■ **Given request**: Omit the pictures, then reproduce every remaining record exactly.

■ **Task input**:
-------------------------

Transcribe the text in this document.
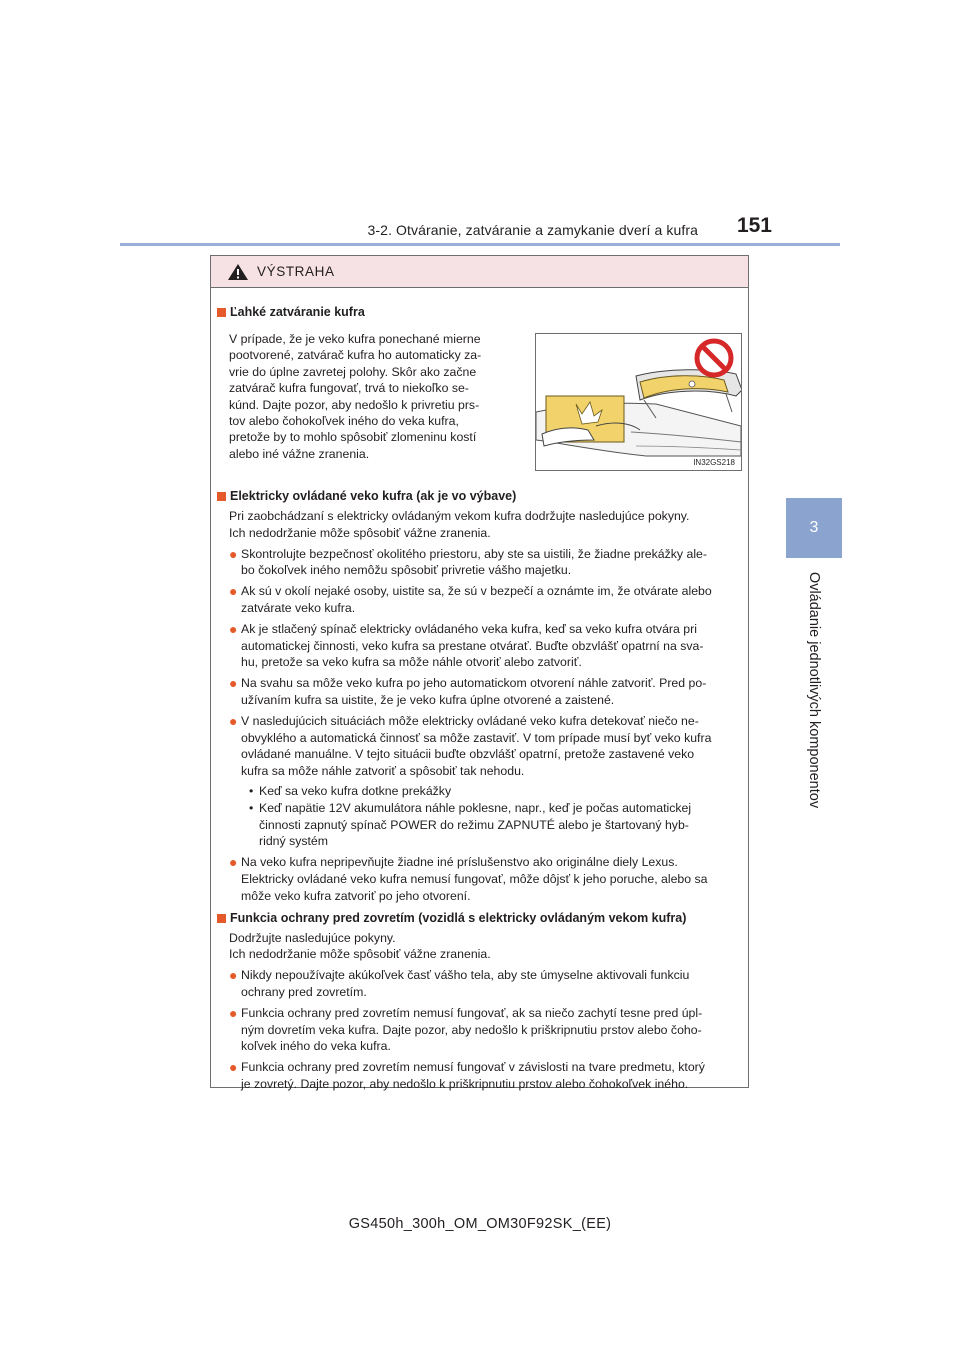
3-2. Otváranie, zatváranie a zamykanie dverí a kufra 151
3
Ovládanie jednotlivých komponentov
VÝSTRAHA
Ľahké zatváranie kufra
V prípade, že je veko kufra ponechané mierne
pootvorené, zatvárač kufra ho automaticky za-
vrie do úplne zavretej polohy. Skôr ako začne
zatvárač kufra fungovať, trvá to niekoľko se-
kúnd. Dajte pozor, aby nedošlo k privretiu prs-
tov alebo čohokoľvek iného do veka kufra,
pretože by to mohlo spôsobiť zlomeninu kostí
alebo iné vážne zranenia.
IN32GS218
Elektricky ovládané veko kufra (ak je vo výbave)
Pri zaobchádzaní s elektricky ovládaným vekom kufra dodržujte nasledujúce pokyny.
Ich nedodržanie môže spôsobiť vážne zranenia.
● Skontrolujte bezpečnosť okolitého priestoru, aby ste sa uistili, že žiadne prekážky ale-
bo čokoľvek iného nemôžu spôsobiť privretie vášho majetku.
● Ak sú v okolí nejaké osoby, uistite sa, že sú v bezpečí a oznámte im, že otvárate alebo
zatvárate veko kufra.
● Ak je stlačený spínač elektricky ovládaného veka kufra, keď sa veko kufra otvára pri
automatickej činnosti, veko kufra sa prestane otvárať. Buďte obzvlášť opatrní na sva-
hu, pretože sa veko kufra sa môže náhle otvoriť alebo zatvoriť.
● Na svahu sa môže veko kufra po jeho automatickom otvorení náhle zatvoriť. Pred po-
užívaním kufra sa uistite, že je veko kufra úplne otvorené a zaistené.
● V nasledujúcich situáciách môže elektricky ovládané veko kufra detekovať niečo ne-
obvyklého a automatická činnosť sa môže zastaviť. V tom prípade musí byť veko kufra
ovládané manuálne. V tejto situácii buďte obzvlášť opatrní, pretože zastavené veko
kufra sa môže náhle zatvoriť a spôsobiť tak nehodu.
• Keď sa veko kufra dotkne prekážky
• Keď napätie 12V akumulátora náhle poklesne, napr., keď je počas automatickej
činnosti zapnutý spínač POWER do režimu ZAPNUTÉ alebo je štartovaný hyb-
ridný systém
● Na veko kufra nepripevňujte žiadne iné príslušenstvo ako originálne diely Lexus.
Elektricky ovládané veko kufra nemusí fungovať, môže dôjsť k jeho poruche, alebo sa
môže veko kufra zatvoriť po jeho otvorení.
Funkcia ochrany pred zovretím (vozidlá s elektricky ovládaným vekom kufra)
Dodržujte nasledujúce pokyny.
Ich nedodržanie môže spôsobiť vážne zranenia.
● Nikdy nepoužívajte akúkoľvek časť vášho tela, aby ste úmyselne aktivovali funkciu
ochrany pred zovretím.
● Funkcia ochrany pred zovretím nemusí fungovať, ak sa niečo zachytí tesne pred úpl-
ným dovretím veka kufra. Dajte pozor, aby nedošlo k priškripnutiu prstov alebo čoho-
koľvek iného do veka kufra.
● Funkcia ochrany pred zovretím nemusí fungovať v závislosti na tvare predmetu, ktorý
je zovretý. Dajte pozor, aby nedošlo k priškripnutiu prstov alebo čohokoľvek iného.
GS450h_300h_OM_OM30F92SK_(EE)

-------------------------

■ **Written solution**:
Transcribe the text in this document.
3-2. Otváranie, zatváranie a zamykanie dverí a kufra 151
3
Ovládanie jednotlivých komponentov
VÝSTRAHA
Ľahké zatváranie kufra
V prípade, že je veko kufra ponechané mierne
pootvorené, zatvárač kufra ho automaticky za-
vrie do úplne zavretej polohy. Skôr ako začne
zatvárač kufra fungovať, trvá to niekoľko se-
kúnd. Dajte pozor, aby nedošlo k privretiu prs-
tov alebo čohokoľvek iného do veka kufra,
pretože by to mohlo spôsobiť zlomeninu kostí
alebo iné vážne zranenia.
IN32GS218
Elektricky ovládané veko kufra (ak je vo výbave)
Pri zaobchádzaní s elektricky ovládaným vekom kufra dodržujte nasledujúce pokyny.
Ich nedodržanie môže spôsobiť vážne zranenia.
● Skontrolujte bezpečnosť okolitého priestoru, aby ste sa uistili, že žiadne prekážky ale-
bo čokoľvek iného nemôžu spôsobiť privretie vášho majetku.
● Ak sú v okolí nejaké osoby, uistite sa, že sú v bezpečí a oznámte im, že otvárate alebo
zatvárate veko kufra.
● Ak je stlačený spínač elektricky ovládaného veka kufra, keď sa veko kufra otvára pri
automatickej činnosti, veko kufra sa prestane otvárať. Buďte obzvlášť opatrní na sva-
hu, pretože sa veko kufra sa môže náhle otvoriť alebo zatvoriť.
● Na svahu sa môže veko kufra po jeho automatickom otvorení náhle zatvoriť. Pred po-
užívaním kufra sa uistite, že je veko kufra úplne otvorené a zaistené.
● V nasledujúcich situáciách môže elektricky ovládané veko kufra detekovať niečo ne-
obvyklého a automatická činnosť sa môže zastaviť. V tom prípade musí byť veko kufra
ovládané manuálne. V tejto situácii buďte obzvlášť opatrní, pretože zastavené veko
kufra sa môže náhle zatvoriť a spôsobiť tak nehodu.
• Keď sa veko kufra dotkne prekážky
• Keď napätie 12V akumulátora náhle poklesne, napr., keď je počas automatickej
činnosti zapnutý spínač POWER do režimu ZAPNUTÉ alebo je štartovaný hyb-
ridný systém
● Na veko kufra nepripevňujte žiadne iné príslušenstvo ako originálne diely Lexus.
Elektricky ovládané veko kufra nemusí fungovať, môže dôjsť k jeho poruche, alebo sa
môže veko kufra zatvoriť po jeho otvorení.
Funkcia ochrany pred zovretím (vozidlá s elektricky ovládaným vekom kufra)
Dodržujte nasledujúce pokyny.
Ich nedodržanie môže spôsobiť vážne zranenia.
● Nikdy nepoužívajte akúkoľvek časť vášho tela, aby ste úmyselne aktivovali funkciu
ochrany pred zovretím.
● Funkcia ochrany pred zovretím nemusí fungovať, ak sa niečo zachytí tesne pred úpl-
ným dovretím veka kufra. Dajte pozor, aby nedošlo k priškripnutiu prstov alebo čoho-
koľvek iného do veka kufra.
● Funkcia ochrany pred zovretím nemusí fungovať v závislosti na tvare predmetu, ktorý
je zovretý. Dajte pozor, aby nedošlo k priškripnutiu prstov alebo čohokoľvek iného.
GS450h_300h_OM_OM30F92SK_(EE)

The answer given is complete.